### PROMPT
Filter the data below for the string "restituée" and copy each matching line.

### DATASET EXCERPTS

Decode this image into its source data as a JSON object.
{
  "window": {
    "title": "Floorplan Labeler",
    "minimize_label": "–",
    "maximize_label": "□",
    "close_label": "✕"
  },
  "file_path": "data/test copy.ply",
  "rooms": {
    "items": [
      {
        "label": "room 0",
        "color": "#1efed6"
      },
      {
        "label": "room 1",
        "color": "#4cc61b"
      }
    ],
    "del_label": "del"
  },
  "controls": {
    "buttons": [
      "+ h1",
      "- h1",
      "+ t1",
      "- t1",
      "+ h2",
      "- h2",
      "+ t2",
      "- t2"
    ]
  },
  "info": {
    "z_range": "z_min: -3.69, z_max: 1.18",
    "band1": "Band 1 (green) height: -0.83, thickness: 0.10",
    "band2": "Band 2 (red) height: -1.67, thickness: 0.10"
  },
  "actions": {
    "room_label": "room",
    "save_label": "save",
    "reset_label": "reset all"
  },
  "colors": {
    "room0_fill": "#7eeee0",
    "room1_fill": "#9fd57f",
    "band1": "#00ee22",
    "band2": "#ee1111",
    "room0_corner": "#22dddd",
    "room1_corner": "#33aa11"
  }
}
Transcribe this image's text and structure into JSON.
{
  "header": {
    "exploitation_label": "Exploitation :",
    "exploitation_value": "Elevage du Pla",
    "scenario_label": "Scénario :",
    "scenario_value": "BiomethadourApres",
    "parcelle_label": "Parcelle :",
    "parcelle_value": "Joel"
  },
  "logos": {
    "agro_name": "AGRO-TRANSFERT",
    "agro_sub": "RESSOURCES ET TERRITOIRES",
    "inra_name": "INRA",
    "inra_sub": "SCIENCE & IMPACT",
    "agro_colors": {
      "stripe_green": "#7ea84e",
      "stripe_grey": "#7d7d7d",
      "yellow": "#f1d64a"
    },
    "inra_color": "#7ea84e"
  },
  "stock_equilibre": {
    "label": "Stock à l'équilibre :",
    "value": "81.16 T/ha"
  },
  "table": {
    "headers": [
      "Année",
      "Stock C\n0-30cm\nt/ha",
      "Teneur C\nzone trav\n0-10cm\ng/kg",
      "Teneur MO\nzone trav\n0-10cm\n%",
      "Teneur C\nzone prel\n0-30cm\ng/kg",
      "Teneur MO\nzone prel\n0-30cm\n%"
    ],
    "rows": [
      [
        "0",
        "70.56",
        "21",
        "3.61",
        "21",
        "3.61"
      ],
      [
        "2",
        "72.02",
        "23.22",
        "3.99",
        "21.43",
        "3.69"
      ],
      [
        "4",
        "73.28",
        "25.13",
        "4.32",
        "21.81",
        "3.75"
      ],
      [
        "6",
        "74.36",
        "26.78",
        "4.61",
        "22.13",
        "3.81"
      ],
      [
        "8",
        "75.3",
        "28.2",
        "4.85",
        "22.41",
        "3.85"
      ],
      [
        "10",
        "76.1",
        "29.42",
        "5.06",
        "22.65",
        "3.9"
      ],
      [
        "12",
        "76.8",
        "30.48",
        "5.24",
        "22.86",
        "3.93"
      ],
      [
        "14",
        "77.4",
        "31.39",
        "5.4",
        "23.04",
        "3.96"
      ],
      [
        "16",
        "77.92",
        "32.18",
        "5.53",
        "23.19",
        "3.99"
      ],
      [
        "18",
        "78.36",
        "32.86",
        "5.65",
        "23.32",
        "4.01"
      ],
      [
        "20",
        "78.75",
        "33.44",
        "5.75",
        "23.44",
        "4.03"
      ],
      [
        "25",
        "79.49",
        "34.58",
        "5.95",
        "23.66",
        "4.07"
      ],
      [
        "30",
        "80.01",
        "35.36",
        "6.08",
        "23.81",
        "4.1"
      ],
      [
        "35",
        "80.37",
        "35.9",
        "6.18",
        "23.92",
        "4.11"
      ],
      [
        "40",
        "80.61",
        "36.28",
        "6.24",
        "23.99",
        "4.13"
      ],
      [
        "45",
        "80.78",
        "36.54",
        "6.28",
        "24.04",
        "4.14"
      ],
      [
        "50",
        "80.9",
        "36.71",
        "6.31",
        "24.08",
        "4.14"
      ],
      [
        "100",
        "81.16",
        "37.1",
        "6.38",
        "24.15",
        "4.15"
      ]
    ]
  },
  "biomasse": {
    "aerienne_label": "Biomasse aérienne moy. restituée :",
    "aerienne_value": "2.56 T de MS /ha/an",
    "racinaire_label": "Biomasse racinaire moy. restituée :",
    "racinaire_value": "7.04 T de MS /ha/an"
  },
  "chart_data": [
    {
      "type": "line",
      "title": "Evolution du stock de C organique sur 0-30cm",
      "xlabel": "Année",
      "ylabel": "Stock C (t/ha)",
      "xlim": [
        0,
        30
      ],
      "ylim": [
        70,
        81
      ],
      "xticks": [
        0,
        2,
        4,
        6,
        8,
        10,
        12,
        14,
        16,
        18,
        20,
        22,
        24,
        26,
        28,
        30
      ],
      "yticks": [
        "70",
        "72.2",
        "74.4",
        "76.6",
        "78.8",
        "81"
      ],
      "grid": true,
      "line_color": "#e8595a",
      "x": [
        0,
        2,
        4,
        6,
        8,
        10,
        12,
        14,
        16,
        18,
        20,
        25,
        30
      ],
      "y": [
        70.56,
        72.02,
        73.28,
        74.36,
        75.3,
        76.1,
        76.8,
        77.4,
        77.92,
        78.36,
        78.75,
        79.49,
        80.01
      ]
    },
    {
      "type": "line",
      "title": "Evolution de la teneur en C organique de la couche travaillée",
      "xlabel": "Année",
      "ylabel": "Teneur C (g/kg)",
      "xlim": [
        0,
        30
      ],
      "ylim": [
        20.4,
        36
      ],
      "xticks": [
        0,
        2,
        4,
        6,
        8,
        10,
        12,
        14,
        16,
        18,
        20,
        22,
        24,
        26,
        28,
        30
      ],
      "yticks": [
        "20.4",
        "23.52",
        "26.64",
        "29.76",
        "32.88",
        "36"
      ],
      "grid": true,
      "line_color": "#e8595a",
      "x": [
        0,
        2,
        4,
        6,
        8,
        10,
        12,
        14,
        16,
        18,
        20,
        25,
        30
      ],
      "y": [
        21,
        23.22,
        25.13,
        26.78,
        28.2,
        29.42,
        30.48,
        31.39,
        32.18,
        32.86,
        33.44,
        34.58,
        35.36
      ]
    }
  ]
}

### FULL OUTPUT
    "aerienne_label": "Biomasse aérienne moy. restituée :",
    "racinaire_label": "Biomasse racinaire moy. restituée :",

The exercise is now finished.